REQUIREMENTS
Answer with a number only: how many lines of the data contain "photo"?

DATA SHOWN
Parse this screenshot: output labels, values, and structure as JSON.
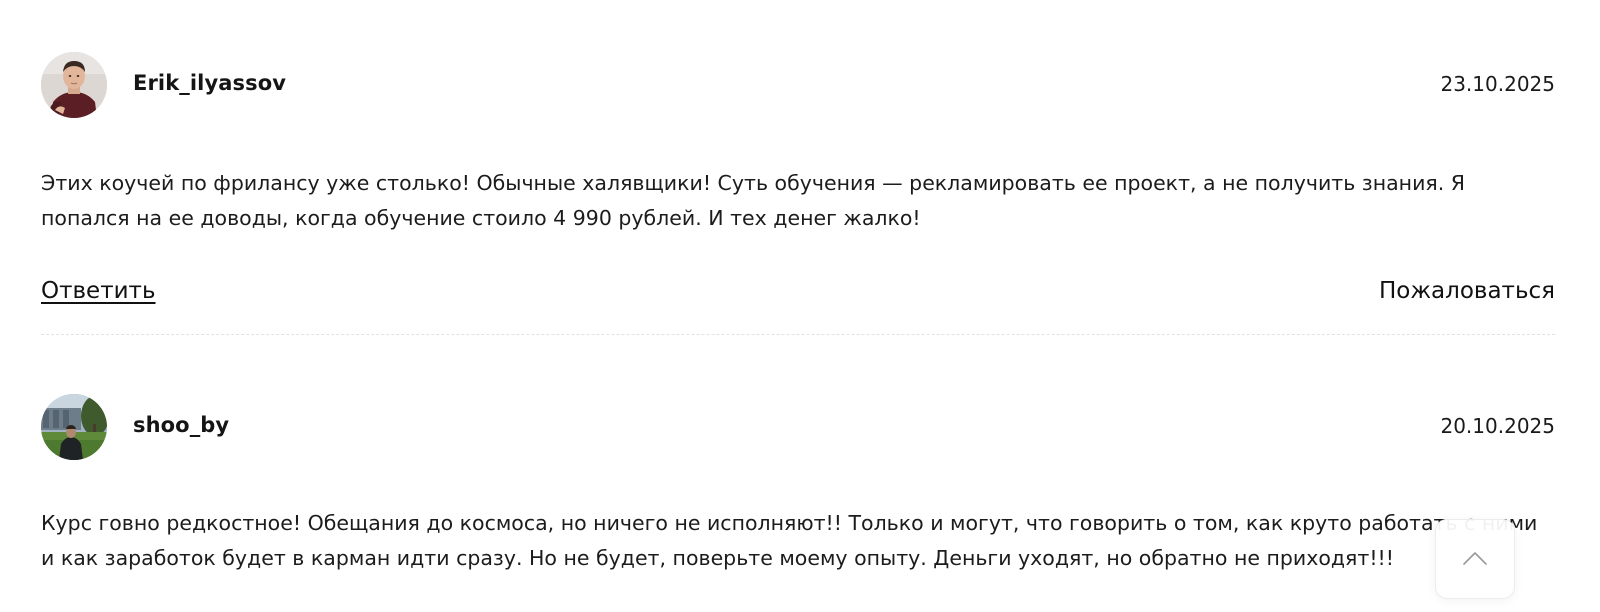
{
  "comments": [
    {
      "username": "Erik_ilyassov",
      "date": "23.10.2025",
      "text": "Этих коучей по фрилансу уже столько! Обычные халявщики! Суть обучения — рекламировать ее проект, а не получить знания. Я попался на ее доводы, когда обучение стоило 4 990 рублей. И тех денег жалко!",
      "reply_label": "Ответить",
      "report_label": "Пожаловаться"
    },
    {
      "username": "shoo_by",
      "date": "20.10.2025",
      "text": "Курс говно редкостное! Обещания до космоса, но ничего не исполняют!! Только и могут, что говорить о том, как круто работать с ними и как заработок будет в карман идти сразу. Но не будет, поверьте моему опыту. Деньги уходят, но обратно не приходят!!!"
    }
  ],
  "icons": {
    "avatar_1": "user-photo",
    "avatar_2": "user-photo",
    "scroll_top": "chevron-up-icon"
  }
}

ANSWER TO THE EXERCISE
2